Exercise:
Leave out the pictures and copy the remaining records exactly.
• • •
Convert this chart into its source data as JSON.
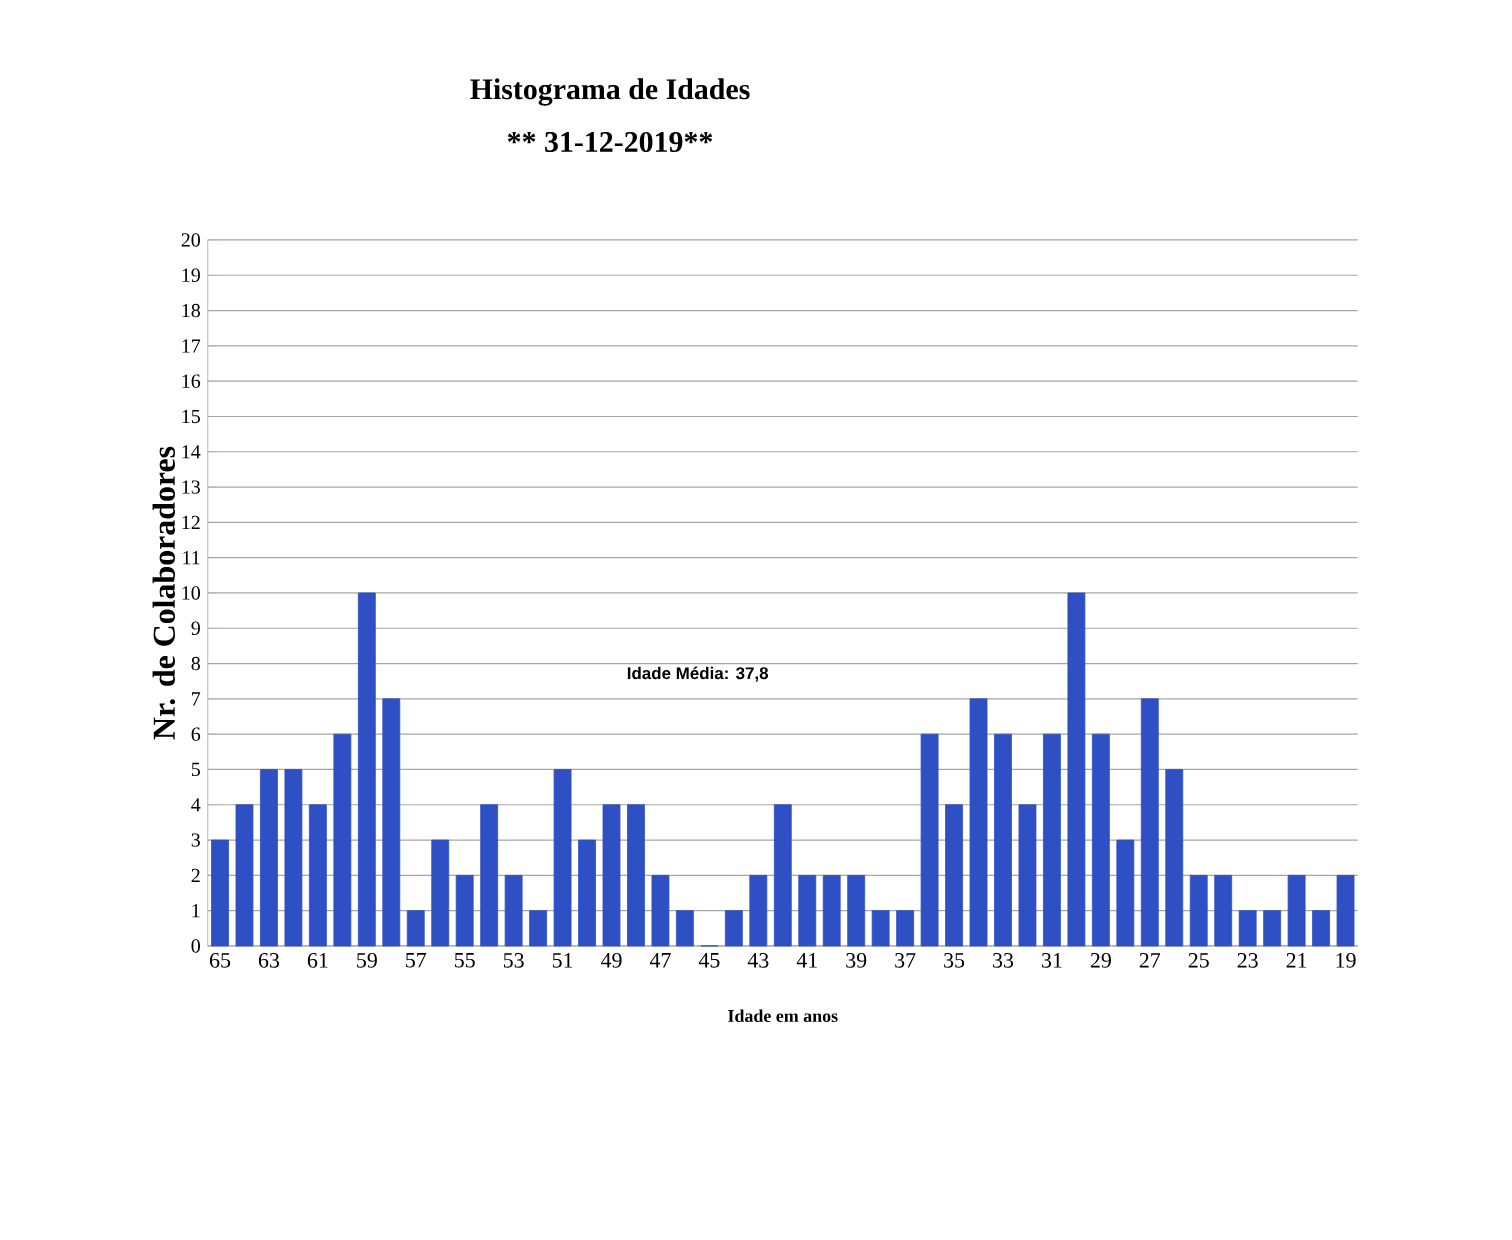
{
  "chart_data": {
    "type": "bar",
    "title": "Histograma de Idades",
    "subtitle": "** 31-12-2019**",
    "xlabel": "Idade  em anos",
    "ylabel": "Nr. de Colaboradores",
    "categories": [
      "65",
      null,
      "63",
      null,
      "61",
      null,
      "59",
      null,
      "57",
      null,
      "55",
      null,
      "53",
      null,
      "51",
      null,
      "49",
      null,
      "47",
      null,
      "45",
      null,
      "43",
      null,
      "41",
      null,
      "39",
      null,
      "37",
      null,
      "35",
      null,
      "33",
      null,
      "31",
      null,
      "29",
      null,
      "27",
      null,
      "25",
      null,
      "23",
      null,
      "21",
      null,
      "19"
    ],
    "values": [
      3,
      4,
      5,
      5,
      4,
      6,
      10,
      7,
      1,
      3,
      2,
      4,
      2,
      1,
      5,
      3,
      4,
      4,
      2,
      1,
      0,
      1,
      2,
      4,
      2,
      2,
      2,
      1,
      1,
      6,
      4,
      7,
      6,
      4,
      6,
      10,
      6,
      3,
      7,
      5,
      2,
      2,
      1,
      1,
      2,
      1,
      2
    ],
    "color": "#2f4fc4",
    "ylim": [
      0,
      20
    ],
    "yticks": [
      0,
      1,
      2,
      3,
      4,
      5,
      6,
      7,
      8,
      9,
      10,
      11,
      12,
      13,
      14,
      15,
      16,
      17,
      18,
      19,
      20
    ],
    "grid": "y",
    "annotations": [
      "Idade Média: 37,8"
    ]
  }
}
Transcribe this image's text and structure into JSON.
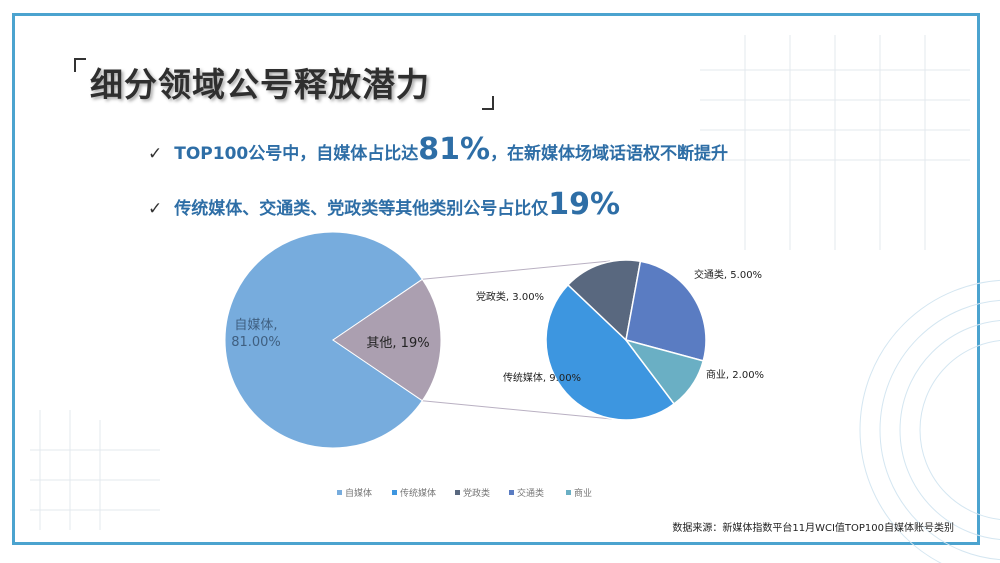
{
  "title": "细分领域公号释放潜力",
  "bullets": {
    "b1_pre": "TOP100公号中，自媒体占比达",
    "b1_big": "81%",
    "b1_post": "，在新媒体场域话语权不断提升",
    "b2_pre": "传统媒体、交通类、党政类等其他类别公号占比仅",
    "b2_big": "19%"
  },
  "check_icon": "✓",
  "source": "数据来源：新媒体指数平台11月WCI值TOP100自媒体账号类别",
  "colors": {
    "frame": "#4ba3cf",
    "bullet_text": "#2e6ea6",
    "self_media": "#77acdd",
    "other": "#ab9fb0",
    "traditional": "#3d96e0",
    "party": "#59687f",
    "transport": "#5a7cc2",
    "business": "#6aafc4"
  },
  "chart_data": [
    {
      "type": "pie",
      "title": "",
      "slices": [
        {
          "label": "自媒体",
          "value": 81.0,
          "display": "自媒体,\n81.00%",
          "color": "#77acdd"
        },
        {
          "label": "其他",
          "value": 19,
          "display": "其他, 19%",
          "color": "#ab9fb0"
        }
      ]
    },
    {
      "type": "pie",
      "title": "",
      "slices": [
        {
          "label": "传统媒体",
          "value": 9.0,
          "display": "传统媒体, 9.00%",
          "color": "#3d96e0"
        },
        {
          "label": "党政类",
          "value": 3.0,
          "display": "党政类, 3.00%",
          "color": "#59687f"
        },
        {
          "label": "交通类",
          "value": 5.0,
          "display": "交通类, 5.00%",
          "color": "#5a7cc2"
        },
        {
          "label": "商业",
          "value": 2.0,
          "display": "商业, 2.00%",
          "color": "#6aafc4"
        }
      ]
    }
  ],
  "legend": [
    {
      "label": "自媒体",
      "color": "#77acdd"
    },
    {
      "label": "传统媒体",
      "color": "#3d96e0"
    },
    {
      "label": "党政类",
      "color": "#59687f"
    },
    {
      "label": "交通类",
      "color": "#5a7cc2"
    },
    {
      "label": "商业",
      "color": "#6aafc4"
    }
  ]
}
• • •
Answer to this task:
Convert this chart into its source data as JSON.
{
  "chart_data": {
    "type": "bar",
    "title": "Histograma de Idades",
    "subtitle": "** 31-12-2019**",
    "xlabel": "Idade  em anos",
    "ylabel": "Nr. de Colaboradores",
    "categories": [
      "65",
      null,
      "63",
      null,
      "61",
      null,
      "59",
      null,
      "57",
      null,
      "55",
      null,
      "53",
      null,
      "51",
      null,
      "49",
      null,
      "47",
      null,
      "45",
      null,
      "43",
      null,
      "41",
      null,
      "39",
      null,
      "37",
      null,
      "35",
      null,
      "33",
      null,
      "31",
      null,
      "29",
      null,
      "27",
      null,
      "25",
      null,
      "23",
      null,
      "21",
      null,
      "19"
    ],
    "values": [
      3,
      4,
      5,
      5,
      4,
      6,
      10,
      7,
      1,
      3,
      2,
      4,
      2,
      1,
      5,
      3,
      4,
      4,
      2,
      1,
      0,
      1,
      2,
      4,
      2,
      2,
      2,
      1,
      1,
      6,
      4,
      7,
      6,
      4,
      6,
      10,
      6,
      3,
      7,
      5,
      2,
      2,
      1,
      1,
      2,
      1,
      2
    ],
    "color": "#2f4fc4",
    "ylim": [
      0,
      20
    ],
    "yticks": [
      0,
      1,
      2,
      3,
      4,
      5,
      6,
      7,
      8,
      9,
      10,
      11,
      12,
      13,
      14,
      15,
      16,
      17,
      18,
      19,
      20
    ],
    "grid": "y",
    "annotations": [
      "Idade Média: 37,8"
    ]
  }
}
Transcribe this image's text and structure into JSON.
{
  "title": "细分领域公号释放潜力",
  "bullets": {
    "b1_pre": "TOP100公号中，自媒体占比达",
    "b1_big": "81%",
    "b1_post": "，在新媒体场域话语权不断提升",
    "b2_pre": "传统媒体、交通类、党政类等其他类别公号占比仅",
    "b2_big": "19%"
  },
  "check_icon": "✓",
  "source": "数据来源：新媒体指数平台11月WCI值TOP100自媒体账号类别",
  "colors": {
    "frame": "#4ba3cf",
    "bullet_text": "#2e6ea6",
    "self_media": "#77acdd",
    "other": "#ab9fb0",
    "traditional": "#3d96e0",
    "party": "#59687f",
    "transport": "#5a7cc2",
    "business": "#6aafc4"
  },
  "chart_data": [
    {
      "type": "pie",
      "title": "",
      "slices": [
        {
          "label": "自媒体",
          "value": 81.0,
          "display": "自媒体,\n81.00%",
          "color": "#77acdd"
        },
        {
          "label": "其他",
          "value": 19,
          "display": "其他, 19%",
          "color": "#ab9fb0"
        }
      ]
    },
    {
      "type": "pie",
      "title": "",
      "slices": [
        {
          "label": "传统媒体",
          "value": 9.0,
          "display": "传统媒体, 9.00%",
          "color": "#3d96e0"
        },
        {
          "label": "党政类",
          "value": 3.0,
          "display": "党政类, 3.00%",
          "color": "#59687f"
        },
        {
          "label": "交通类",
          "value": 5.0,
          "display": "交通类, 5.00%",
          "color": "#5a7cc2"
        },
        {
          "label": "商业",
          "value": 2.0,
          "display": "商业, 2.00%",
          "color": "#6aafc4"
        }
      ]
    }
  ],
  "legend": [
    {
      "label": "自媒体",
      "color": "#77acdd"
    },
    {
      "label": "传统媒体",
      "color": "#3d96e0"
    },
    {
      "label": "党政类",
      "color": "#59687f"
    },
    {
      "label": "交通类",
      "color": "#5a7cc2"
    },
    {
      "label": "商业",
      "color": "#6aafc4"
    }
  ]
}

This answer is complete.